(Stored records)
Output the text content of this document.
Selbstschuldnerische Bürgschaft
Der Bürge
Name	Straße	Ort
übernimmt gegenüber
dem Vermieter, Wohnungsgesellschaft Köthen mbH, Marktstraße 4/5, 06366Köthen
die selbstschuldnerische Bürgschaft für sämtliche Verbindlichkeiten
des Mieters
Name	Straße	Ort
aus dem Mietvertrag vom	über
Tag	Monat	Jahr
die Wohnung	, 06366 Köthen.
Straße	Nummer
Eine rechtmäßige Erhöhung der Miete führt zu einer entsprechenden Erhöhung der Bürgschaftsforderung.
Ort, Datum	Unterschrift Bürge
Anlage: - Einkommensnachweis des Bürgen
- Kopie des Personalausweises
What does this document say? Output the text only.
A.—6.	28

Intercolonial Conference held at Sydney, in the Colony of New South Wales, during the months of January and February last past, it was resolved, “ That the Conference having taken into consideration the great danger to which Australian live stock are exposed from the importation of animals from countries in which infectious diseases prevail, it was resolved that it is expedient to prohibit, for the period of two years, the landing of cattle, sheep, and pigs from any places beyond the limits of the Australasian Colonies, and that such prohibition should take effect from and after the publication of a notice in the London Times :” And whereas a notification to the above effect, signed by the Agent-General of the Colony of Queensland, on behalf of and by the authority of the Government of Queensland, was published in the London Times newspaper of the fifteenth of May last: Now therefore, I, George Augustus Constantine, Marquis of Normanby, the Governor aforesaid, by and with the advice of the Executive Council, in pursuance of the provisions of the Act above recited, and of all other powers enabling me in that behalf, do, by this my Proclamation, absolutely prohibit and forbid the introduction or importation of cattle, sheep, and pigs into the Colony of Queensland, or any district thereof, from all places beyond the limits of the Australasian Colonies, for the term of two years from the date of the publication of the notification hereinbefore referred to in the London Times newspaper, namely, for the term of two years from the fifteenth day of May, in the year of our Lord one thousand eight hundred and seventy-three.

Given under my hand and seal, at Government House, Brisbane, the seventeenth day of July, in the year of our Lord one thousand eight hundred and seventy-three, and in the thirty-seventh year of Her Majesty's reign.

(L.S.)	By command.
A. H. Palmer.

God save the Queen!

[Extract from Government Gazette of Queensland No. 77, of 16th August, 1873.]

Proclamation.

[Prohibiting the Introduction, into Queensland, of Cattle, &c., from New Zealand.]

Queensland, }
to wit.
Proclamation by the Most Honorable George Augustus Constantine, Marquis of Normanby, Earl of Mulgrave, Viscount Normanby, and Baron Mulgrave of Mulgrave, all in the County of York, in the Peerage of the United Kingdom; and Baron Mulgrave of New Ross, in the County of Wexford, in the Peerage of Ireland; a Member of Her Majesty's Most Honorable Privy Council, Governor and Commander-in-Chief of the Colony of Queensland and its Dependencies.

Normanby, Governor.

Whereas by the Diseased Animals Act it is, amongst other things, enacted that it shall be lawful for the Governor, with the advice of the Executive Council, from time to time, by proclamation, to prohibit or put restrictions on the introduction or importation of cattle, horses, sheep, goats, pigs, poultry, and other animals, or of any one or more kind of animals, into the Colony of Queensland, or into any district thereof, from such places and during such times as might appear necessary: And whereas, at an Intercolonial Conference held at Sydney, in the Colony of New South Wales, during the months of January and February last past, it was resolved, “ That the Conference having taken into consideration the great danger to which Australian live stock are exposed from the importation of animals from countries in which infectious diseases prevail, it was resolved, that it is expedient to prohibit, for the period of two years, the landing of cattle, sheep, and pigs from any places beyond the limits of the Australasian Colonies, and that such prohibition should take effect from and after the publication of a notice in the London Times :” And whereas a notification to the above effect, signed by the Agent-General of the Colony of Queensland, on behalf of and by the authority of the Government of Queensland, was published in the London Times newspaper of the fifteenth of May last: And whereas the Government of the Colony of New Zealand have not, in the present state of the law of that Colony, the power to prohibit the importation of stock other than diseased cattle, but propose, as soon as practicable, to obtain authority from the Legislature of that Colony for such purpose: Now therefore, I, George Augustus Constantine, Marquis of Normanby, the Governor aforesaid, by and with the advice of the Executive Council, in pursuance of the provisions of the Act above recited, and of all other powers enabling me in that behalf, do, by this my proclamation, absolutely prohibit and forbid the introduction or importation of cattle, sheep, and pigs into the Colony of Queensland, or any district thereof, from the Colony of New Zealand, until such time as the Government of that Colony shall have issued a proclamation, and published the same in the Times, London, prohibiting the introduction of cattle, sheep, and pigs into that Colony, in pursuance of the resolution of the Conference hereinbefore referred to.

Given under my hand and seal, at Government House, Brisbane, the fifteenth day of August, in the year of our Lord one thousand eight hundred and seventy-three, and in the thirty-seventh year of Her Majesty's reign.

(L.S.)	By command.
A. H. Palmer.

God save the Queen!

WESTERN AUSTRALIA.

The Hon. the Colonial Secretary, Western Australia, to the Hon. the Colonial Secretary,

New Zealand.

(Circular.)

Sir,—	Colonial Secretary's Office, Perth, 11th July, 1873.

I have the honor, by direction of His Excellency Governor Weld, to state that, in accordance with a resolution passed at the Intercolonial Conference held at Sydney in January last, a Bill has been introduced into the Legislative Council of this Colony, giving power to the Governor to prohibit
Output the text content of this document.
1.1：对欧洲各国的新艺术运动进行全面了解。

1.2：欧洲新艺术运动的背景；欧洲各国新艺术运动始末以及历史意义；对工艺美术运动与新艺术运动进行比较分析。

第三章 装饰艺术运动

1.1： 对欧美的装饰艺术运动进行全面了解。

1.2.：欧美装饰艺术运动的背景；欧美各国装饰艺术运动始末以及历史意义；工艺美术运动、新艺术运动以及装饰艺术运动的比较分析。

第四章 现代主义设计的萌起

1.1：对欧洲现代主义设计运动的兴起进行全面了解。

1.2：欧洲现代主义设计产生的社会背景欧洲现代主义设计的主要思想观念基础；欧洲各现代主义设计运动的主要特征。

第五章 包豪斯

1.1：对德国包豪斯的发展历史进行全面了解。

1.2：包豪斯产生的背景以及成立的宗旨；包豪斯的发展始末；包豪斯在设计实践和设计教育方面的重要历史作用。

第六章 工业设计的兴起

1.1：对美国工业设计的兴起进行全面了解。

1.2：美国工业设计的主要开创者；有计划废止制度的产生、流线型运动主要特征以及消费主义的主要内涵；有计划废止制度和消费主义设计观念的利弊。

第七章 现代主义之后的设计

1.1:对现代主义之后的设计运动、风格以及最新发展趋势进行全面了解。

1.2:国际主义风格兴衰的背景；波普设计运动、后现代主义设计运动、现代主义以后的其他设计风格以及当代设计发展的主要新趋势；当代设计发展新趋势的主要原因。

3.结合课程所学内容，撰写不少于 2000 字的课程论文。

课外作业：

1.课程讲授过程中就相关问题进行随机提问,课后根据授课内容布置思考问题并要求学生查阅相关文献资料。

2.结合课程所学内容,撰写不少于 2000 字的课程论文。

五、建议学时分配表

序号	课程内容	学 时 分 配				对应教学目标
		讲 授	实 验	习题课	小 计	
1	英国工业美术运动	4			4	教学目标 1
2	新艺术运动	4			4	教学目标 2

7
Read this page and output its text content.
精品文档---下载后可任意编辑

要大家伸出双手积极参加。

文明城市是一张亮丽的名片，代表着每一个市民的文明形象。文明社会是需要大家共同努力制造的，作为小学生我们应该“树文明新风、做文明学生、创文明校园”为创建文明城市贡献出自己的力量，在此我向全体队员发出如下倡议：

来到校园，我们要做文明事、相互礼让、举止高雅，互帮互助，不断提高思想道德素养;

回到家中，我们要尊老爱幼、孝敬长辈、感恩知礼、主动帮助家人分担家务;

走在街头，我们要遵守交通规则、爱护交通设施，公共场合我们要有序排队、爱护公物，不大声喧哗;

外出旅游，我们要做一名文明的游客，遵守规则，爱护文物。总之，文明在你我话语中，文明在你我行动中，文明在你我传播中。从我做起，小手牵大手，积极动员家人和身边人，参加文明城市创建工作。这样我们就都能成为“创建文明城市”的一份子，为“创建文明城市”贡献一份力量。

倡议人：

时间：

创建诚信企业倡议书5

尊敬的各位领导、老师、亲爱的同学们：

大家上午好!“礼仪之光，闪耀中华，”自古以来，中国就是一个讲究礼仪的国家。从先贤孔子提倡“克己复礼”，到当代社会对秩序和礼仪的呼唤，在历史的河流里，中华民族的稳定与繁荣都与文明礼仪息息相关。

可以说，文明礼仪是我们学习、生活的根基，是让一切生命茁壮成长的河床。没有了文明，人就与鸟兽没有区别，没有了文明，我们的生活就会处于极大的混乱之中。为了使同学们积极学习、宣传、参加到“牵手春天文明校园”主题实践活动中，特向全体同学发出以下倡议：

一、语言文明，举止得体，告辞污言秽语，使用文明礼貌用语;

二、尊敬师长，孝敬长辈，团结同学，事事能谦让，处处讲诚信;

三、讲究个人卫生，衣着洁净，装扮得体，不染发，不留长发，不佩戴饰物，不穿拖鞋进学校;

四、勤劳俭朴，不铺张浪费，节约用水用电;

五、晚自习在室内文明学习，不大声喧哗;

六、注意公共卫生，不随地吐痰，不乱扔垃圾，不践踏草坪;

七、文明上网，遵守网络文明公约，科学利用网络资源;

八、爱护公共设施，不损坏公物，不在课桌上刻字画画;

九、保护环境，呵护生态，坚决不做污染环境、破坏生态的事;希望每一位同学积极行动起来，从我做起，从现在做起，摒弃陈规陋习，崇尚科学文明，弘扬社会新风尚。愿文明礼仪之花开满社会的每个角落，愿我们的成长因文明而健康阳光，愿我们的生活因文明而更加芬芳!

PROBLEM REQUIREMENTS:
Tell how many lines in the material contain the word "结合课程所学内容". Only the number is wanted.

THE REPLY:
2